*Task prompt*:
Quote the listing below in its entirety.

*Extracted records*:
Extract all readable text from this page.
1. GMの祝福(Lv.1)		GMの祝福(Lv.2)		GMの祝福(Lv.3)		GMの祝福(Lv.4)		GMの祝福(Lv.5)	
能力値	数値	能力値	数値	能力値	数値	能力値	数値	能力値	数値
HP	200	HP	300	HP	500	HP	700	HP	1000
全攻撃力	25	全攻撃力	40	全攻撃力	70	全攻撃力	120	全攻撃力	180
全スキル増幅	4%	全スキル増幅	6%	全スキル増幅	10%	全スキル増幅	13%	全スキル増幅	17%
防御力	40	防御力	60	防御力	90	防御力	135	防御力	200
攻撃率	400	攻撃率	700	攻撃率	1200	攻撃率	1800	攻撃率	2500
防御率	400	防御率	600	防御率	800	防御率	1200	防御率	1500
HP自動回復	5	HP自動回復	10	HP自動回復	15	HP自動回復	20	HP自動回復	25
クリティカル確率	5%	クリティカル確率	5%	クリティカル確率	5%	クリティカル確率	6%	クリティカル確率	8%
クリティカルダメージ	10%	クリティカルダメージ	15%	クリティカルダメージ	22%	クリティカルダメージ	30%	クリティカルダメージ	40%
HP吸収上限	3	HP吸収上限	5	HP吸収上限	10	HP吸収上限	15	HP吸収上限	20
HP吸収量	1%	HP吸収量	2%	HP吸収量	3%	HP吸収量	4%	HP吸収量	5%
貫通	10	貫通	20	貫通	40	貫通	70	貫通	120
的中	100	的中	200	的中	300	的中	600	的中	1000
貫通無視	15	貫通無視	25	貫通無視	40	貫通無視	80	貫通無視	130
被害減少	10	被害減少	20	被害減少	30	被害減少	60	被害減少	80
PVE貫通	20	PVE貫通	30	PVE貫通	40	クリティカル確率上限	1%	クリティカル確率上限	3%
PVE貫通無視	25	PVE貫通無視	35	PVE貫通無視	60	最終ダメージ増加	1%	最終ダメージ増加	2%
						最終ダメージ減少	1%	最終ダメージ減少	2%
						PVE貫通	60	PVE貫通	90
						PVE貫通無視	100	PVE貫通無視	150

*In response*:
Extract all readable text from this page.
1. GMの祝福(Lv.1)		GMの祝福(Lv.2)		GMの祝福(Lv.3)		GMの祝福(Lv.4)		GMの祝福(Lv.5)	
能力値	数値	能力値	数値	能力値	数値	能力値	数値	能力値	数値
HP	200	HP	300	HP	500	HP	700	HP	1000
全攻撃力	25	全攻撃力	40	全攻撃力	70	全攻撃力	120	全攻撃力	180
全スキル増幅	4%	全スキル増幅	6%	全スキル増幅	10%	全スキル増幅	13%	全スキル増幅	17%
防御力	40	防御力	60	防御力	90	防御力	135	防御力	200
攻撃率	400	攻撃率	700	攻撃率	1200	攻撃率	1800	攻撃率	2500
防御率	400	防御率	600	防御率	800	防御率	1200	防御率	1500
HP自動回復	5	HP自動回復	10	HP自動回復	15	HP自動回復	20	HP自動回復	25
クリティカル確率	5%	クリティカル確率	5%	クリティカル確率	5%	クリティカル確率	6%	クリティカル確率	8%
クリティカルダメージ	10%	クリティカルダメージ	15%	クリティカルダメージ	22%	クリティカルダメージ	30%	クリティカルダメージ	40%
HP吸収上限	3	HP吸収上限	5	HP吸収上限	10	HP吸収上限	15	HP吸収上限	20
HP吸収量	1%	HP吸収量	2%	HP吸収量	3%	HP吸収量	4%	HP吸収量	5%
貫通	10	貫通	20	貫通	40	貫通	70	貫通	120
的中	100	的中	200	的中	300	的中	600	的中	1000
貫通無視	15	貫通無視	25	貫通無視	40	貫通無視	80	貫通無視	130
被害減少	10	被害減少	20	被害減少	30	被害減少	60	被害減少	80
PVE貫通	20	PVE貫通	30	PVE貫通	40	クリティカル確率上限	1%	クリティカル確率上限	3%
PVE貫通無視	25	PVE貫通無視	35	PVE貫通無視	60	最終ダメージ増加	1%	最終ダメージ増加	2%
						最終ダメージ減少	1%	最終ダメージ減少	2%
						PVE貫通	60	PVE貫通	90
						PVE貫通無視	100	PVE貫通無視	150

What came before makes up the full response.